— BEGIN —

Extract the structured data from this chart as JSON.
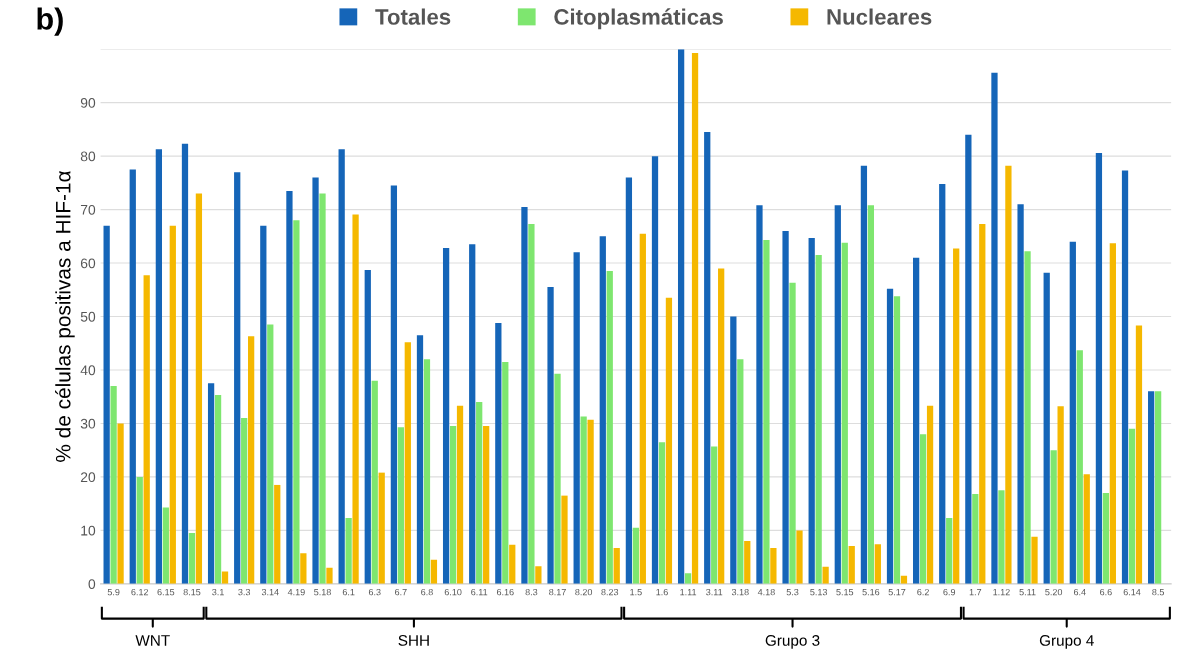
{
  "chart_data": {
    "type": "bar",
    "title": "b)",
    "ylabel": "% de células positivas a HIF-1α",
    "categories": [
      "5.9",
      "6.12",
      "6.15",
      "8.15",
      "3.1",
      "3.3",
      "3.14",
      "4.19",
      "5.18",
      "6.1",
      "6.3",
      "6.7",
      "6.8",
      "6.10",
      "6.11",
      "6.16",
      "8.3",
      "8.17",
      "8.20",
      "8.23",
      "1.5",
      "1.6",
      "1.11",
      "3.11",
      "3.18",
      "4.18",
      "5.3",
      "5.13",
      "5.15",
      "5.16",
      "5.17",
      "6.2",
      "6.9",
      "1.7",
      "1.12",
      "5.11",
      "5.20",
      "6.4",
      "6.6",
      "6.14",
      "8.5"
    ],
    "series": [
      {
        "name": "Totales",
        "color": "#1565b8",
        "values": [
          67,
          77.5,
          81.3,
          82.3,
          37.5,
          77,
          67,
          73.5,
          76,
          81.3,
          58.7,
          74.5,
          46.5,
          62.8,
          63.5,
          48.8,
          70.5,
          55.5,
          62,
          65,
          76,
          80,
          100,
          84.5,
          50,
          70.8,
          66,
          64.7,
          70.8,
          78.2,
          55.2,
          61,
          74.8,
          84,
          95.6,
          71,
          58.2,
          64,
          80.6,
          77.3,
          36
        ]
      },
      {
        "name": "Citoplasmáticas",
        "color": "#7ee66f",
        "values": [
          37,
          20,
          14.3,
          9.5,
          35.3,
          31,
          48.5,
          68,
          73,
          12.3,
          38,
          29.3,
          42,
          29.5,
          34,
          41.5,
          67.3,
          39.3,
          31.3,
          58.5,
          10.5,
          26.5,
          2,
          25.7,
          42,
          64.3,
          56.3,
          61.5,
          63.8,
          70.8,
          53.8,
          28,
          12.3,
          16.8,
          17.5,
          62.2,
          25,
          43.7,
          17,
          29,
          36
        ]
      },
      {
        "name": "Nucleares",
        "color": "#f5b800",
        "values": [
          30,
          57.7,
          67,
          73,
          2.3,
          46.3,
          18.5,
          5.7,
          3,
          69.1,
          20.8,
          45.2,
          4.5,
          33.3,
          29.5,
          7.3,
          3.3,
          16.5,
          30.7,
          6.7,
          65.5,
          53.5,
          99.3,
          59,
          8,
          6.7,
          10,
          3.2,
          7.1,
          7.4,
          1.5,
          33.3,
          62.7,
          67.3,
          78.2,
          8.8,
          33.2,
          20.5,
          63.7,
          48.3,
          0
        ]
      }
    ],
    "ylim": [
      0,
      100
    ],
    "yticks": [
      0,
      10,
      20,
      30,
      40,
      50,
      60,
      70,
      80,
      90,
      {
        "value": 100,
        "label": null
      }
    ],
    "grid": "y",
    "legend": "top",
    "annotations": [
      "WNT",
      "SHH",
      "Grupo 3",
      "Grupo 4"
    ]
  }
}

— END —

• Written request
Give the data above again in full and unchanged, skipping the pictures.

• Exercise answer
Extract the structured data from this chart as JSON.
{
  "chart_data": {
    "type": "bar",
    "title": "b)",
    "ylabel": "% de células positivas a HIF-1α",
    "categories": [
      "5.9",
      "6.12",
      "6.15",
      "8.15",
      "3.1",
      "3.3",
      "3.14",
      "4.19",
      "5.18",
      "6.1",
      "6.3",
      "6.7",
      "6.8",
      "6.10",
      "6.11",
      "6.16",
      "8.3",
      "8.17",
      "8.20",
      "8.23",
      "1.5",
      "1.6",
      "1.11",
      "3.11",
      "3.18",
      "4.18",
      "5.3",
      "5.13",
      "5.15",
      "5.16",
      "5.17",
      "6.2",
      "6.9",
      "1.7",
      "1.12",
      "5.11",
      "5.20",
      "6.4",
      "6.6",
      "6.14",
      "8.5"
    ],
    "series": [
      {
        "name": "Totales",
        "color": "#1565b8",
        "values": [
          67,
          77.5,
          81.3,
          82.3,
          37.5,
          77,
          67,
          73.5,
          76,
          81.3,
          58.7,
          74.5,
          46.5,
          62.8,
          63.5,
          48.8,
          70.5,
          55.5,
          62,
          65,
          76,
          80,
          100,
          84.5,
          50,
          70.8,
          66,
          64.7,
          70.8,
          78.2,
          55.2,
          61,
          74.8,
          84,
          95.6,
          71,
          58.2,
          64,
          80.6,
          77.3,
          36
        ]
      },
      {
        "name": "Citoplasmáticas",
        "color": "#7ee66f",
        "values": [
          37,
          20,
          14.3,
          9.5,
          35.3,
          31,
          48.5,
          68,
          73,
          12.3,
          38,
          29.3,
          42,
          29.5,
          34,
          41.5,
          67.3,
          39.3,
          31.3,
          58.5,
          10.5,
          26.5,
          2,
          25.7,
          42,
          64.3,
          56.3,
          61.5,
          63.8,
          70.8,
          53.8,
          28,
          12.3,
          16.8,
          17.5,
          62.2,
          25,
          43.7,
          17,
          29,
          36
        ]
      },
      {
        "name": "Nucleares",
        "color": "#f5b800",
        "values": [
          30,
          57.7,
          67,
          73,
          2.3,
          46.3,
          18.5,
          5.7,
          3,
          69.1,
          20.8,
          45.2,
          4.5,
          33.3,
          29.5,
          7.3,
          3.3,
          16.5,
          30.7,
          6.7,
          65.5,
          53.5,
          99.3,
          59,
          8,
          6.7,
          10,
          3.2,
          7.1,
          7.4,
          1.5,
          33.3,
          62.7,
          67.3,
          78.2,
          8.8,
          33.2,
          20.5,
          63.7,
          48.3,
          0
        ]
      }
    ],
    "ylim": [
      0,
      100
    ],
    "yticks": [
      0,
      10,
      20,
      30,
      40,
      50,
      60,
      70,
      80,
      90,
      {
        "value": 100,
        "label": null
      }
    ],
    "grid": "y",
    "legend": "top",
    "annotations": [
      "WNT",
      "SHH",
      "Grupo 3",
      "Grupo 4"
    ]
  }
}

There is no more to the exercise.